::: LISTED RECORDS

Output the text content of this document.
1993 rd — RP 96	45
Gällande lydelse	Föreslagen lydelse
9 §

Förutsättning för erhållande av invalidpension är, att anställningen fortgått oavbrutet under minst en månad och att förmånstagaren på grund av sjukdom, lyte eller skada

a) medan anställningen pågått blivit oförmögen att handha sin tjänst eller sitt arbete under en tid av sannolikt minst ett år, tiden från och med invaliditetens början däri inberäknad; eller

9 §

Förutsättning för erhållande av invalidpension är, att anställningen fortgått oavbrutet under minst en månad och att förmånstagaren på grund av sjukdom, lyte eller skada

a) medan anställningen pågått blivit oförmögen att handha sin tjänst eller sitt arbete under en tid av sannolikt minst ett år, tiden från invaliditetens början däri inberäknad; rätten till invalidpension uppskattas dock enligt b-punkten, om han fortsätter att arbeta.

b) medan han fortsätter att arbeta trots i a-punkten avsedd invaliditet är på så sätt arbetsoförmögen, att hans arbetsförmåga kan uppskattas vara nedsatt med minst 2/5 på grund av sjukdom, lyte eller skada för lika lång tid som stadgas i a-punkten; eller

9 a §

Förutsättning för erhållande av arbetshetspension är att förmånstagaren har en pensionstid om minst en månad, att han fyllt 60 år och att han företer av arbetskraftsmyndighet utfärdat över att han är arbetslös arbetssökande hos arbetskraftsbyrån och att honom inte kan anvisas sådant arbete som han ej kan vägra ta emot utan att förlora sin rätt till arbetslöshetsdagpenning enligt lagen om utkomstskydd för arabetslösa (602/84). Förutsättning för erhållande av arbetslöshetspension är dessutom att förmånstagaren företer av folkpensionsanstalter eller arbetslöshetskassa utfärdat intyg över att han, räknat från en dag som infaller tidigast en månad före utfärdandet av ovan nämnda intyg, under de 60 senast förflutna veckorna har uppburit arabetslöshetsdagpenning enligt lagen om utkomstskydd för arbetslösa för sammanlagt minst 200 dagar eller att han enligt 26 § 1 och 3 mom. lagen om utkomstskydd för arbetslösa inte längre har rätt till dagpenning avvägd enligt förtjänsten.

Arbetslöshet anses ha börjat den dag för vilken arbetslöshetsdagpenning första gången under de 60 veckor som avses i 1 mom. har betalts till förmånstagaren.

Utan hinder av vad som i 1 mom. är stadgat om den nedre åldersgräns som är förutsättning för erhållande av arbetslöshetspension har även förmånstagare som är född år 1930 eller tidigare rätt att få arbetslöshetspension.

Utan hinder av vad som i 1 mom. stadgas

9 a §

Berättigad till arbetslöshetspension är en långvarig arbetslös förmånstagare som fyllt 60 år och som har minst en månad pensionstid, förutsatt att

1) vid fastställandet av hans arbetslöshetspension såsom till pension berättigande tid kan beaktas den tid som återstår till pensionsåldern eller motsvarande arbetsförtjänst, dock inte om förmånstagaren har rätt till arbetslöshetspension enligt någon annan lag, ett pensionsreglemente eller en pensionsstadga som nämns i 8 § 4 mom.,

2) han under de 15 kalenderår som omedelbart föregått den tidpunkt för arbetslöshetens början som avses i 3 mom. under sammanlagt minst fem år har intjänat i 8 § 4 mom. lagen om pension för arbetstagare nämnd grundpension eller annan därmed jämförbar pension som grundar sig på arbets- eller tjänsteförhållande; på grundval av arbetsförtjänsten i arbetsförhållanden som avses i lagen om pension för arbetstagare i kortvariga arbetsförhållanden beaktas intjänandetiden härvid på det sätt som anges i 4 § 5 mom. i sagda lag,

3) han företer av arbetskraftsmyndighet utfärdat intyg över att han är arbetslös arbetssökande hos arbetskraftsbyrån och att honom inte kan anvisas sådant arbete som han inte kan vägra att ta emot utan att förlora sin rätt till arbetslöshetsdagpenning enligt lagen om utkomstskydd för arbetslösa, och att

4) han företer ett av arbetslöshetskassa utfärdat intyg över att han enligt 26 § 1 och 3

::::::

§ TASK TO CARRY OUT: Your answer should be a single number: the count of lines in these records that hold the string "början".

§ SOLUTION FOR THIS PROBLEM: 3